Document passage:

=-=-=

Sadly, with this many newly minted public companies, many will find themselves asymptotically approaching, but never achieving, interesting “enough” to become such a core position.

This is what Josh Schimmer at Evercore ISI calls the “Like it, don’t love it” problem facing small and mid-cap biotechs today.  Lots of biotech names have cool technology or interesting drugs, just not cool or interesting enough. Telling a story that breaks through this problem – and becomes compelling enough – is critical for success as a newly-minted IPO.

A few other key lessons about being public from Schimmer, pulled from prior perspectives he wrote over the summer, are worth calling out, including some verbatim quotes:

  1. Don’t rest on your laurels as a “successful” IPO. IPOs aren’t the end of the game, or the brass ring noted above, that they once were. You have to keep the fire lit – your first few years running as a public company should almost certainly be more intense than your last two as a private company. “Be aggressive. Hungry teams win”. Don’t cut corners, and do focus on high integrity R&D, but don’t let the team just dream away their mandate to deliver. And don’t let the stock price distract from being hungry; lots of in-the-money options can make teams complacent. “Especially in competitive fields, companies which don’t bring a hunger to move quickly and methodically are at risk of losing investor support”
  2. Be disciplined on spending. Or “Don’t be frivolous” in Schimmer’s words.  Burn rates are way up in these markets, which is great for advancing programs but can turn against you with delays and challenges; fixed costs like FTEs and expenses leases can eat into runway quickly. Be adaptable, flexible – and where you can, keep costs variable so you can dial down quickly if need be.

=-=-=

Saved data entries:
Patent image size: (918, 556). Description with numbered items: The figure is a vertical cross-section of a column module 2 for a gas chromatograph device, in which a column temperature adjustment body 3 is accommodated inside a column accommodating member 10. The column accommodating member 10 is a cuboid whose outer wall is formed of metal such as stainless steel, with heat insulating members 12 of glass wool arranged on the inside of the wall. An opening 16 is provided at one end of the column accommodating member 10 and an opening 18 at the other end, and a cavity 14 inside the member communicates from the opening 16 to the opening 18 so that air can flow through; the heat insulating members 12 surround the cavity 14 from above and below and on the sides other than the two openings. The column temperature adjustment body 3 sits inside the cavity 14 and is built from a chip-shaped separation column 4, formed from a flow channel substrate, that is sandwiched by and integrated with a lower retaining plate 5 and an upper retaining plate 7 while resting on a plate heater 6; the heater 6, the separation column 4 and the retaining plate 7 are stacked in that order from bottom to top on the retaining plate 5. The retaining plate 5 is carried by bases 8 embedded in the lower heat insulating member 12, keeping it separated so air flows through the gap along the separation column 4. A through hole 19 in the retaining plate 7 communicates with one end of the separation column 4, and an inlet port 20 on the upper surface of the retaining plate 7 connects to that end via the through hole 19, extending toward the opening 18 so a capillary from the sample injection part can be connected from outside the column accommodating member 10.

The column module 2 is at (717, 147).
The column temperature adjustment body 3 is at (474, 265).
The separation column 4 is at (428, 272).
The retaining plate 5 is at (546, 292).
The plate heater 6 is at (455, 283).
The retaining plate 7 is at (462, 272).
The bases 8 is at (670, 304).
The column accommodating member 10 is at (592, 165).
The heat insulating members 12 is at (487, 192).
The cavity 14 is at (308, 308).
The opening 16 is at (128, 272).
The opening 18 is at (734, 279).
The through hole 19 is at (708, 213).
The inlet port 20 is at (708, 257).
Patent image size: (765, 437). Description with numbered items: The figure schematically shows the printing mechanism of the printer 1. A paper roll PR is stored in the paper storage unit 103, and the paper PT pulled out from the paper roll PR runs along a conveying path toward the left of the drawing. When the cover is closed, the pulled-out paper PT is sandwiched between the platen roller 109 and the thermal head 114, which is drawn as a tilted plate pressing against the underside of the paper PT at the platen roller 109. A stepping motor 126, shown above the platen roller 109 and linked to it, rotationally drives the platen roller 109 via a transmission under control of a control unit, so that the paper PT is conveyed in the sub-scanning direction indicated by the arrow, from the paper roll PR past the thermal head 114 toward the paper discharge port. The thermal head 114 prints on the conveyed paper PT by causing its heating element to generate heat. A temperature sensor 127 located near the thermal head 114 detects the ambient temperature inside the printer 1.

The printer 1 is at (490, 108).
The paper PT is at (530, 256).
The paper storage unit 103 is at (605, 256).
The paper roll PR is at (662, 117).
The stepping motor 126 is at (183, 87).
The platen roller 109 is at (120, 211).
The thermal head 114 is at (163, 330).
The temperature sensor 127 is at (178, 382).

=-=-=

Task goal:
Write out the passage on newly public biotech companies in full, word for word. Rely solely on the passage on newly public biotech companies and disregard the entries.

Answer below:
Sadly, with this many newly minted public companies, many will find themselves asymptotically approaching, but never achieving, interesting “enough” to become such a core position.

This is what Josh Schimmer at Evercore ISI calls the “Like it, don’t love it” problem facing small and mid-cap biotechs today.  Lots of biotech names have cool technology or interesting drugs, just not cool or interesting enough. Telling a story that breaks through this problem – and becomes compelling enough – is critical for success as a newly-minted IPO.

A few other key lessons about being public from Schimmer, pulled from prior perspectives he wrote over the summer, are worth calling out, including some verbatim quotes:

  1. Don’t rest on your laurels as a “successful” IPO. IPOs aren’t the end of the game, or the brass ring noted above, that they once were. You have to keep the fire lit – your first few years running as a public company should almost certainly be more intense than your last two as a private company. “Be aggressive. Hungry teams win”. Don’t cut corners, and do focus on high integrity R&D, but don’t let the team just dream away their mandate to deliver. And don’t let the stock price distract from being hungry; lots of in-the-money options can make teams complacent. “Especially in competitive fields, companies which don’t bring a hunger to move quickly and methodically are at risk of losing investor support”
  2. Be disciplined on spending. Or “Don’t be frivolous” in Schimmer’s words.  Burn rates are way up in these markets, which is great for advancing programs but can turn against you with delays and challenges; fixed costs like FTEs and expenses leases can eat into runway quickly. Be adaptable, flexible – and where you can, keep costs variable so you can dial down quickly if need be.